- WHAT THIS EXERCISE ASKS
1/ In the passage on long tones, reproduce the part that opens with the words containing "I often talk" and closes with "equally low tension.".
2/ According to the passage on long tones, what does an unsteady tone indicate?
3/ Translate the following sentence from the passage on long tones into German: "I prefer to visualize breathing as a circle."

TEXT FOR ANALYSIS Start Marker

    The prerequisites for long tones are basically very simple: we exhale through our lips into the horn with as little body tension as possible. If your tone is not steady, something is tense. That can be forceful breathing, it can be bad posture it can be the tongue moving in the mouth, it can be pressure on the lips, it can be the lips being stiff due to diet/hydration.

    I often talk about the "prepared body". This means that we stand up straight, shoulders back a bit, chin tucked in a bit. Then we inhale slowly and try to determine when our body starts fighting back. When we can predict where this point is, we can review our posture to see if we can fill up a bit more without forcing the air in. Then we practice exhaling (without the horn). We should get to the point where we can get a reasonably low tension big breath. At that point we PLAY instead of EXHALE - Very important is the transition from inhale to exhale: it should happen without holding the air in. I prefer to visualize breathing as a circle. The left side is inhale, at the top there is an infinitely small point where we switch to exhale and the right side of the circle is exhale WITHOUT PUSHING THE AIR OUT FORCEDLY WITH THE ABS!. Long tones should be equally low tension.

TEXT FOR ANALYSIS End Marker
INFORMATION SHOWN Start Marker

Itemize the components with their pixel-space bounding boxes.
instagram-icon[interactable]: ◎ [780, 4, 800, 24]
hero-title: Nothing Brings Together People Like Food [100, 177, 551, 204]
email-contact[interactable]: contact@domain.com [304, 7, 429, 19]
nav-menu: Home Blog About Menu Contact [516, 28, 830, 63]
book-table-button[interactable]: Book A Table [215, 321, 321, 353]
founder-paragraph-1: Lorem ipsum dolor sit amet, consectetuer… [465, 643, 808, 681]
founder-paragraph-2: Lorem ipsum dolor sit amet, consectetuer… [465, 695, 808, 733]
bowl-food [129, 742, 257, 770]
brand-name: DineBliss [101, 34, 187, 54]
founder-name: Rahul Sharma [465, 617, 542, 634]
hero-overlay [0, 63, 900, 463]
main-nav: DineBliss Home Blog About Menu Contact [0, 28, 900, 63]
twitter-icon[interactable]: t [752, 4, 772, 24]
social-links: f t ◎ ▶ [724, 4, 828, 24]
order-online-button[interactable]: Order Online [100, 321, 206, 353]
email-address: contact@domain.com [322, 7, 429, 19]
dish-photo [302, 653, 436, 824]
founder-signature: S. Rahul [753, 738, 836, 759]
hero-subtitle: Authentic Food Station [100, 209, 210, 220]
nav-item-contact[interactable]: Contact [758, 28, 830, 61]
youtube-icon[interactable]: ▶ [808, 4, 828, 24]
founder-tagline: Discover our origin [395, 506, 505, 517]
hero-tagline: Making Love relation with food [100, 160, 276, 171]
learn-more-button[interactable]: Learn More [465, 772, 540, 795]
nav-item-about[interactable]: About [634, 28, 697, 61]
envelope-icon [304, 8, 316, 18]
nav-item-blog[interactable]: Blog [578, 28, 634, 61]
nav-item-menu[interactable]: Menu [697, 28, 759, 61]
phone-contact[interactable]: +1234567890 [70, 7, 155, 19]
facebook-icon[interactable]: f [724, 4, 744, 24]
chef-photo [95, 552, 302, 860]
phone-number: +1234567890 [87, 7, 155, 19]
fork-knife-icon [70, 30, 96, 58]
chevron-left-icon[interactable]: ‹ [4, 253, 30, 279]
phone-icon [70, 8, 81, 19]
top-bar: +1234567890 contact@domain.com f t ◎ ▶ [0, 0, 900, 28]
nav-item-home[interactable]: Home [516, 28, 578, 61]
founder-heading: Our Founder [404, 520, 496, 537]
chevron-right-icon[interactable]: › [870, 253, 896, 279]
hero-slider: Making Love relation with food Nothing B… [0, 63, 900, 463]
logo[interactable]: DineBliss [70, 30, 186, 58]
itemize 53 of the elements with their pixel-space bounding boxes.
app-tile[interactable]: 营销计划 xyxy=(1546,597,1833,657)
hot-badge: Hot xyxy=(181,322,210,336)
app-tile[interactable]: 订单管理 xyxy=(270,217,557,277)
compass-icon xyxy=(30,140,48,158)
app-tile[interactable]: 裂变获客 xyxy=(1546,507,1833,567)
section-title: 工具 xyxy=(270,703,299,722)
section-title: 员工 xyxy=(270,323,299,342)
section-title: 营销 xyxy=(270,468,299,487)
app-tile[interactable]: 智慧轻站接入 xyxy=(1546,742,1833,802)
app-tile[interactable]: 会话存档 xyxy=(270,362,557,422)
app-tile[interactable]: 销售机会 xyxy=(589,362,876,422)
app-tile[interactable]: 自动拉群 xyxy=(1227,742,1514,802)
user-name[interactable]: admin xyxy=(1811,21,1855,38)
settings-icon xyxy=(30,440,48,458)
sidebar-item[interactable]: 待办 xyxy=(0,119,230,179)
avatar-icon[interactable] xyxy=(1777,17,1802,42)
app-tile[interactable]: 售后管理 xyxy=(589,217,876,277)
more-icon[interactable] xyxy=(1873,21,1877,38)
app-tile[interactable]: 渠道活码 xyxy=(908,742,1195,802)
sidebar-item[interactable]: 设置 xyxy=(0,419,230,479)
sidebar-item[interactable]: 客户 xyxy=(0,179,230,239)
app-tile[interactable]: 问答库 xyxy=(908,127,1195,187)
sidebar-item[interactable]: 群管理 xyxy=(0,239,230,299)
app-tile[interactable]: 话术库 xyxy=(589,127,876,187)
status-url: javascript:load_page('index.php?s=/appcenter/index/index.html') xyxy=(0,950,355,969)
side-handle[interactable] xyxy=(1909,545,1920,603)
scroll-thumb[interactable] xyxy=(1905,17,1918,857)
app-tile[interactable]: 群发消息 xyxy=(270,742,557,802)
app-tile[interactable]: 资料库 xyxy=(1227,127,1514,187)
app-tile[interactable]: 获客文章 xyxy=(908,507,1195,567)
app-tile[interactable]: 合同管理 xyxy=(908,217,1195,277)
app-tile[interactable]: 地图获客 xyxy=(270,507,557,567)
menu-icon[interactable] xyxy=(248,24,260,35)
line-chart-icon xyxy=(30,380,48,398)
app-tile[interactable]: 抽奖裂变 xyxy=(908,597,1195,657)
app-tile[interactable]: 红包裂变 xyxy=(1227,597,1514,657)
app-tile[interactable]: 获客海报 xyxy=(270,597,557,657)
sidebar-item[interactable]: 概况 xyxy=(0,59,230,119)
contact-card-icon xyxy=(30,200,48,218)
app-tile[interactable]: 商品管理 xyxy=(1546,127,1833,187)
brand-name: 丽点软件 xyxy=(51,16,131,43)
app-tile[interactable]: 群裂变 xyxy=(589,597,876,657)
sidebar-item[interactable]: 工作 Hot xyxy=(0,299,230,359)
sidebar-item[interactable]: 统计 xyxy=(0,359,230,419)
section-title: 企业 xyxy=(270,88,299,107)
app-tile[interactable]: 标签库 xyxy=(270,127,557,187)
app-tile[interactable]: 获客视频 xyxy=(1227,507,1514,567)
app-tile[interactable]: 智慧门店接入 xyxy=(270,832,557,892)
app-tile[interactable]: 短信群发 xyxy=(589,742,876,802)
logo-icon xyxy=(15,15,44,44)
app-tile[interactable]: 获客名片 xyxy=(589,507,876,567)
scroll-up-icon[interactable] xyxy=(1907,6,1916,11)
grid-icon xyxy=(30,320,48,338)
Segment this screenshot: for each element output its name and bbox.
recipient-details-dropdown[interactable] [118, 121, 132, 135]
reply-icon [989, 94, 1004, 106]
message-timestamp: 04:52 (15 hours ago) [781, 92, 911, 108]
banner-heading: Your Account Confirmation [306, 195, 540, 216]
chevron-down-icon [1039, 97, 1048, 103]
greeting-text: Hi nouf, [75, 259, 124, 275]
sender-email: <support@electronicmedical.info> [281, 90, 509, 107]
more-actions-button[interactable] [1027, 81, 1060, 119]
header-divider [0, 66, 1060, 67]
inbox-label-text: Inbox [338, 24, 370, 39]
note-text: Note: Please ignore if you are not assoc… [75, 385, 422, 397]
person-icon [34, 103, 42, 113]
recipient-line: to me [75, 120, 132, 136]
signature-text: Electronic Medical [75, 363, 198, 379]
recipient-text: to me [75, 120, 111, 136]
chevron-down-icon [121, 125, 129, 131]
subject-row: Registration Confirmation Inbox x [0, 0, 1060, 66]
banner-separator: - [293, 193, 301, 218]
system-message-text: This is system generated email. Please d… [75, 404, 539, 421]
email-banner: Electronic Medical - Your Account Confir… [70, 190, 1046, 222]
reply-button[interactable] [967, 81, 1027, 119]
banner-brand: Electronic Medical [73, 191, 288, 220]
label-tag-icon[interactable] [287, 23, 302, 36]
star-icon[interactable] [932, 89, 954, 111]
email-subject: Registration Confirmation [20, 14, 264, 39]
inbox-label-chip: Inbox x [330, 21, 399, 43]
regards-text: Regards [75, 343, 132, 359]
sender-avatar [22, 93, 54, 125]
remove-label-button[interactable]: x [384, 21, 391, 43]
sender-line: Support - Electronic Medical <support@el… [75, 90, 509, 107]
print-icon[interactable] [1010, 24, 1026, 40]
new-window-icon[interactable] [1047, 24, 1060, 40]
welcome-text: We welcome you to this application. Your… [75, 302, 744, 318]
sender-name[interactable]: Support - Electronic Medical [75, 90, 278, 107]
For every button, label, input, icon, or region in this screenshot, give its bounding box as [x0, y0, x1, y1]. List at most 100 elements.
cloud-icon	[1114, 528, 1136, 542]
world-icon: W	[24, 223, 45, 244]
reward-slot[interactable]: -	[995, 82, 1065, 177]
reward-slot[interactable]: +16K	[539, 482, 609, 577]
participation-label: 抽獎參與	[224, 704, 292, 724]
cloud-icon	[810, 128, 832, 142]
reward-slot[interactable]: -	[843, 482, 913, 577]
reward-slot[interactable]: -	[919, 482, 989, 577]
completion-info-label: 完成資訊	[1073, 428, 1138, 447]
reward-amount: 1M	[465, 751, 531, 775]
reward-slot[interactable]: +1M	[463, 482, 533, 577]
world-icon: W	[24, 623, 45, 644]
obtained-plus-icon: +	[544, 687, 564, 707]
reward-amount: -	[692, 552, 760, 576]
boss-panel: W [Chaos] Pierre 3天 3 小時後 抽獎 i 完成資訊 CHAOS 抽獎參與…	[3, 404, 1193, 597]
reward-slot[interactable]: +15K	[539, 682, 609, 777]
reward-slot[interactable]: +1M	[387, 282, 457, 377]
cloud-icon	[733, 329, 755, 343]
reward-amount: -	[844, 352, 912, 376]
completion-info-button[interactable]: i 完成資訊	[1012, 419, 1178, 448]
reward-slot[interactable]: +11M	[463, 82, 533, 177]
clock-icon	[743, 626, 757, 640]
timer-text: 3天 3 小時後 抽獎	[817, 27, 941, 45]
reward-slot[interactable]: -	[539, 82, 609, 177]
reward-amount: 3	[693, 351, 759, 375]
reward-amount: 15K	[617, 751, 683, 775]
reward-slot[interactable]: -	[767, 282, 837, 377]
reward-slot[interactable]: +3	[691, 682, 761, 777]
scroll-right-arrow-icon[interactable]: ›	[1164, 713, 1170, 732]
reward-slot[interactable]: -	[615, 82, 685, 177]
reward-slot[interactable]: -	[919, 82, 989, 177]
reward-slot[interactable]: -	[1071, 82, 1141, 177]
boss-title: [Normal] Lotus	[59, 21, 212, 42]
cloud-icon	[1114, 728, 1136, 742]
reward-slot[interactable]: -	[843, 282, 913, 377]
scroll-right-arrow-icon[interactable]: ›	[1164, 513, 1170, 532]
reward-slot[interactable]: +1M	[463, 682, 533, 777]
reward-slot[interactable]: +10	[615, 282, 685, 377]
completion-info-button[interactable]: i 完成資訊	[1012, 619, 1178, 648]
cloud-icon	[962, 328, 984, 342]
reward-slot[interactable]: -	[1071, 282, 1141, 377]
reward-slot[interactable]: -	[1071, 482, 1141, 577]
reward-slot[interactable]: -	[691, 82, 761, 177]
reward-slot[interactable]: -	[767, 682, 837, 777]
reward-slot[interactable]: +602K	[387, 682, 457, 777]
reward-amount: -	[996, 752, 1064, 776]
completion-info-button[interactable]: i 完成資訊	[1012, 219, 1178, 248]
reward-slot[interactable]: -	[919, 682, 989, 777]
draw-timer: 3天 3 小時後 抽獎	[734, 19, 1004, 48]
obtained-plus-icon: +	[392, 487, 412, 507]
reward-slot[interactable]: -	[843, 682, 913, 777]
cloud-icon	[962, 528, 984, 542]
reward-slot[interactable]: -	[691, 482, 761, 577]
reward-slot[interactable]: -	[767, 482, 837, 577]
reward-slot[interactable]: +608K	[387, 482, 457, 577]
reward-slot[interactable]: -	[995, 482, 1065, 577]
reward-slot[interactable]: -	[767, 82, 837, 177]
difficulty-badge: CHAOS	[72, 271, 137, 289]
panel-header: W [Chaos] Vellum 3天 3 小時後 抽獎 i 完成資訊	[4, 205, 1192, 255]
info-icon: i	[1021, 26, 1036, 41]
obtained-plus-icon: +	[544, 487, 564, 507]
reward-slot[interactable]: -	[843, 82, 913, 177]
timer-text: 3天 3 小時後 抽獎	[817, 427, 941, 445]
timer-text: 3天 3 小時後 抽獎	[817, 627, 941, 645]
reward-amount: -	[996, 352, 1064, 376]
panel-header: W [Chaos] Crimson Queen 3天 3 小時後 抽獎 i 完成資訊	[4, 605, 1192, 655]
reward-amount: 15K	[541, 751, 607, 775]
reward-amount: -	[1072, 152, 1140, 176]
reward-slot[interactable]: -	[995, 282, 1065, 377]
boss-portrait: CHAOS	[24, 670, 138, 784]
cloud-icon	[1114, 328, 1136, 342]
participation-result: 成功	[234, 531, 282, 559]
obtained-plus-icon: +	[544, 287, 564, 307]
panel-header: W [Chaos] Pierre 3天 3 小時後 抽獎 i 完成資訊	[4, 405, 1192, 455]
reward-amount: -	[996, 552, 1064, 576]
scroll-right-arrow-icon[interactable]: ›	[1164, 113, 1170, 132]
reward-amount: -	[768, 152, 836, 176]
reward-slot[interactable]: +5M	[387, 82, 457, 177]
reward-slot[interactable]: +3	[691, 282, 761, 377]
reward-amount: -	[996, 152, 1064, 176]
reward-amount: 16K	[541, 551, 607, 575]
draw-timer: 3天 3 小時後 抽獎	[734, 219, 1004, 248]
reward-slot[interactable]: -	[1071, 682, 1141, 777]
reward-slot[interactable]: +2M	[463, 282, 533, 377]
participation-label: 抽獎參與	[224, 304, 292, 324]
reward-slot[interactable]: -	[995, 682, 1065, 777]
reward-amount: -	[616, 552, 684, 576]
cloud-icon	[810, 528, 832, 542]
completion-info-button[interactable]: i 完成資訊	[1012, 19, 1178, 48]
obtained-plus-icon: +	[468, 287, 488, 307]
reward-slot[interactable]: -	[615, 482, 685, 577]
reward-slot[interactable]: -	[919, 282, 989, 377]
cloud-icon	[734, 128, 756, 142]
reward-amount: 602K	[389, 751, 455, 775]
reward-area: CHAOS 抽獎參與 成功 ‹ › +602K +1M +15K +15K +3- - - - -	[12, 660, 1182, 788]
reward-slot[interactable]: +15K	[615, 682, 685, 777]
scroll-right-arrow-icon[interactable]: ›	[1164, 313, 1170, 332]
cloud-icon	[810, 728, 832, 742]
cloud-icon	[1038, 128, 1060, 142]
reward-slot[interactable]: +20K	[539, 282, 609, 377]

INFORMATION SHOWN End Marker

- RESPONSE LIST
1/
I often talk about the "prepared body". This means that we stand up straight, shoulders back a bit, chin tucked in a bit. Then we inhale slowly and try to determine when our body starts fighting back. When we can predict where this point is, we can review our posture to see if we can fill up a bit more without forcing the air in. Then we practice exhaling (without the horn). We should get to the point where we can get a reasonably low tension big breath. At that point we PLAY instead of EXHALE - Very important is the transition from inhale to exhale: it should happen without holding the air in. I prefer to visualize breathing as a circle. The left side is inhale, at the top there is an infinitely small point where we switch to exhale and the right side of the circle is exhale WITHOUT PUSHING THE AIR OUT FORCEDLY WITH THE ABS!. Long tones should be equally low tension.

2/ It indicates that something is tense.

3/ Ich stelle mir das Atmen am liebsten als Kreis vor.